◆ TO BE DONE ◆
- 1) Which files does the raw sockets patch change, according to its summary of changed files?
- 2) Continue the raw sockets patch from its last line onward.

In the patch the initial raw sockets support added
compelte enough to handle SO_IP_SET request from
ipset tool (needed by modern containers). But the
code might need extention/fixes in future.

Signed-off-by: Cyrill Gorcunov <gorcunov@openvz.org>
---
 criu/cr-check.c        | 11 ++++++++++
 criu/include/sk-inet.h | 12 +++++++++++
 criu/sk-inet.c         | 58 ++++++++++++++++++++++++++++++++++++--------------
 criu/sockets.c         | 35 ++++++++++++++++++++++++++++++
 images/sk-inet.proto   |  2 ++
 5 files changed, 102 insertions(+), 16 deletions(-)

◆ DATA SHOWN ◆
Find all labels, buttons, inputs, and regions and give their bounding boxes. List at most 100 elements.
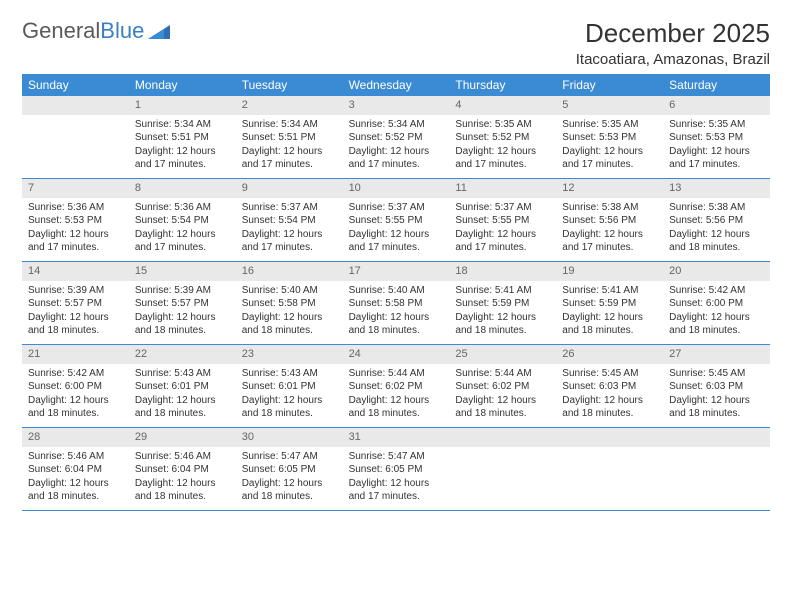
day-sunset: Sunset: 6:01 PM — [242, 380, 337, 394]
day-daylight: Daylight: 12 hours and 18 minutes. — [135, 477, 230, 504]
day-number: 1 — [129, 96, 236, 115]
day-cell: 3Sunrise: 5:34 AMSunset: 5:52 PMDaylight… — [343, 96, 450, 178]
day-content: Sunrise: 5:45 AMSunset: 6:03 PMDaylight:… — [562, 367, 657, 421]
day-cell: 13Sunrise: 5:38 AMSunset: 5:56 PMDayligh… — [663, 179, 770, 261]
day-sunrise: Sunrise: 5:40 AM — [242, 284, 337, 298]
day-sunrise: Sunrise: 5:42 AM — [669, 284, 764, 298]
day-sunset: Sunset: 5:57 PM — [28, 297, 123, 311]
day-daylight: Daylight: 12 hours and 18 minutes. — [242, 477, 337, 504]
day-cell: 1 Sunrise: 5:34 AMSunset: 5:51 PMDaylight… — [129, 96, 236, 178]
calendar-body: 1Sunrise: 5:34 AMSunset: 5:51 PMDaylight… — [22, 96, 770, 511]
day-number: 14 — [22, 262, 129, 281]
day-content: Sunrise: 5:40 AMSunset: 5:58 PMDaylight:… — [349, 284, 444, 338]
logo-triangle-icon — [148, 23, 170, 39]
day-sunrise: Sunrise: 5:47 AM — [242, 450, 337, 464]
logo: GeneralBlue — [22, 18, 170, 44]
day-sunrise: Sunrise: 5:43 AM — [242, 367, 337, 381]
day-number: 21 — [22, 345, 129, 364]
day-content: Sunrise: 5:40 AMSunset: 5:58 PMDaylight:… — [242, 284, 337, 338]
day-number: 9 — [236, 179, 343, 198]
day-sunrise: Sunrise: 5:44 AM — [349, 367, 444, 381]
day-cell: 11Sunrise: 5:37 AMSunset: 5:55 PMDayligh… — [449, 179, 556, 261]
day-number: 10 — [343, 179, 450, 198]
day-cell: 27Sunrise: 5:45 AMSunset: 6:03 PMDayligh… — [663, 345, 770, 427]
day-daylight: Daylight: 12 hours and 17 minutes. — [455, 228, 550, 255]
day-sunrise: Sunrise: 5:35 AM — [669, 118, 764, 132]
day-number — [556, 428, 663, 447]
day-sunrise: Sunrise: 5:34 AM — [349, 118, 444, 132]
day-cell: 5Sunrise: 5:35 AMSunset: 5:53 PMDaylight… — [556, 96, 663, 178]
day-cell — [556, 428, 663, 510]
day-content: Sunrise: 5:44 AMSunset: 6:02 PMDaylight:… — [455, 367, 550, 421]
day-cell: 9Sunrise: 5:37 AMSunset: 5:54 PMDaylight… — [236, 179, 343, 261]
day-content: Sunrise: 5:41 AMSunset: 5:59 PMDaylight:… — [455, 284, 550, 338]
day-daylight: Daylight: 12 hours and 18 minutes. — [28, 477, 123, 504]
day-sunset: Sunset: 5:57 PM — [135, 297, 230, 311]
day-sunset: Sunset: 5:56 PM — [669, 214, 764, 228]
day-number: 30 — [236, 428, 343, 447]
day-sunrise: Sunrise: 5:41 AM — [455, 284, 550, 298]
day-cell: 15Sunrise: 5:39 AMSunset: 5:57 PMDayligh… — [129, 262, 236, 344]
day-sunrise: Sunrise: 5:45 AM — [669, 367, 764, 381]
day-daylight: Daylight: 12 hours and 18 minutes. — [242, 394, 337, 421]
day-sunrise: Sunrise: 5:34 AM — [135, 118, 230, 132]
day-sunrise: Sunrise: 5:38 AM — [669, 201, 764, 215]
day-cell — [449, 428, 556, 510]
day-number: 24 — [343, 345, 450, 364]
day-number: 2 — [236, 96, 343, 115]
day-sunset: Sunset: 5:51 PM — [242, 131, 337, 145]
day-content: Sunrise: 5:46 AMSunset: 6:04 PMDaylight:… — [135, 450, 230, 504]
day-sunset: Sunset: 5:58 PM — [242, 297, 337, 311]
day-daylight: Daylight: 12 hours and 17 minutes. — [349, 145, 444, 172]
day-content: Sunrise: 5:45 AMSunset: 6:03 PMDaylight:… — [669, 367, 764, 421]
weekday-header: Friday — [556, 74, 663, 96]
day-content: Sunrise: 5:47 AMSunset: 6:05 PMDaylight:… — [349, 450, 444, 504]
day-sunrise: Sunrise: 5:40 AM — [349, 284, 444, 298]
day-daylight: Daylight: 12 hours and 17 minutes. — [562, 145, 657, 172]
day-cell — [22, 96, 129, 178]
day-content: Sunrise: 5:41 AMSunset: 5:59 PMDaylight:… — [562, 284, 657, 338]
day-sunset: Sunset: 5:52 PM — [455, 131, 550, 145]
day-content: Sunrise: 5:43 AMSunset: 6:01 PMDaylight:… — [135, 367, 230, 421]
day-sunrise: Sunrise: 5:37 AM — [349, 201, 444, 215]
day-daylight: Daylight: 12 hours and 17 minutes. — [135, 145, 230, 172]
day-sunrise: Sunrise: 5:47 AM — [349, 450, 444, 464]
day-number: 8 — [129, 179, 236, 198]
day-sunset: Sunset: 6:05 PM — [242, 463, 337, 477]
day-daylight: Daylight: 12 hours and 18 minutes. — [135, 311, 230, 338]
day-sunrise: Sunrise: 5:46 AM — [135, 450, 230, 464]
day-number: 26 — [556, 345, 663, 364]
calendar-week-row: 1Sunrise: 5:34 AMSunset: 5:51 PMDaylight… — [22, 96, 770, 179]
day-daylight: Daylight: 12 hours and 17 minutes. — [242, 145, 337, 172]
day-daylight: Daylight: 12 hours and 18 minutes. — [562, 311, 657, 338]
day-sunset: Sunset: 6:03 PM — [669, 380, 764, 394]
day-sunset: Sunset: 6:02 PM — [349, 380, 444, 394]
day-number: 31 — [343, 428, 450, 447]
day-sunset: Sunset: 5:51 PM — [135, 131, 230, 145]
day-sunset: Sunset: 5:55 PM — [349, 214, 444, 228]
day-daylight: Daylight: 12 hours and 18 minutes. — [669, 311, 764, 338]
day-number — [22, 96, 129, 115]
day-sunrise: Sunrise: 5:37 AM — [242, 201, 337, 215]
day-sunset: Sunset: 5:53 PM — [28, 214, 123, 228]
day-cell: 31 Sunrise: 5:47 AMSunset: 6:05 PMDayligh… — [343, 428, 450, 510]
day-daylight: Daylight: 12 hours and 17 minutes. — [349, 228, 444, 255]
weekday-header: Thursday — [449, 74, 556, 96]
calendar-week-row: 21Sunrise: 5:42 AMSunset: 6:00 PMDayligh… — [22, 345, 770, 428]
calendar-week-row: 28 Sunrise: 5:46 AMSunset: 6:04 PMDayligh… — [22, 428, 770, 511]
weekday-header: Tuesday — [236, 74, 343, 96]
day-content: Sunrise: 5:38 AMSunset: 5:56 PMDaylight:… — [562, 201, 657, 255]
day-number: 28 — [22, 428, 129, 447]
day-number — [663, 428, 770, 447]
day-cell: 2Sunrise: 5:34 AMSunset: 5:51 PMDaylight… — [236, 96, 343, 178]
day-number: 19 — [556, 262, 663, 281]
day-sunrise: Sunrise: 5:38 AM — [562, 201, 657, 215]
month-title: December 2025 — [576, 18, 770, 49]
day-number: 13 — [663, 179, 770, 198]
calendar-week-row: 7Sunrise: 5:36 AMSunset: 5:53 PMDaylight… — [22, 179, 770, 262]
day-sunset: Sunset: 5:53 PM — [562, 131, 657, 145]
day-sunset: Sunset: 5:58 PM — [349, 297, 444, 311]
day-sunrise: Sunrise: 5:35 AM — [455, 118, 550, 132]
day-content: Sunrise: 5:39 AMSunset: 5:57 PMDaylight:… — [135, 284, 230, 338]
day-sunrise: Sunrise: 5:36 AM — [28, 201, 123, 215]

◆ RESPONSES IN ORDER ◆
- 1)
criu/cr-check.c
criu/include/sk-inet.h
criu/sk-inet.c
criu/sockets.c
images/sk-inet.proto

- 2)
Patch hide | download patch | download mbox

diff --git a/criu/cr-check.c b/criu/cr-check.c
index c8261255fdeb..3e487a774403 100644
--- a/criu/cr-check.c
+++ b/criu/cr-check.c
@@ -49,6 +49,7 @@ 
 #include "cr_options.h"
 #include "libnetlink.h"
 #include "net.h"
+#include "inet_diag.h"
 #include "linux/userfaultfd.h"
 #include "restorer.h"
 
@@ -1090,6 +1091,14 @@  static int check_sk_netns(void)
 	return 0;
 }
 
+static int check_net_diag_raw(void)
+{
+	check_sock_diag();
+	return !socket_test_collect_bit(AF_INET, IPPROTO_RAW) &&
+		!socket_test_collect_bit(AF_INET6, IPPROTO_RAW);
+}
+
+
 static int check_compat_cr(void)
 {
 	if (kdat_compat_sigreturn_test())
@@ -1202,6 +1211,7 @@  int cr_check(void)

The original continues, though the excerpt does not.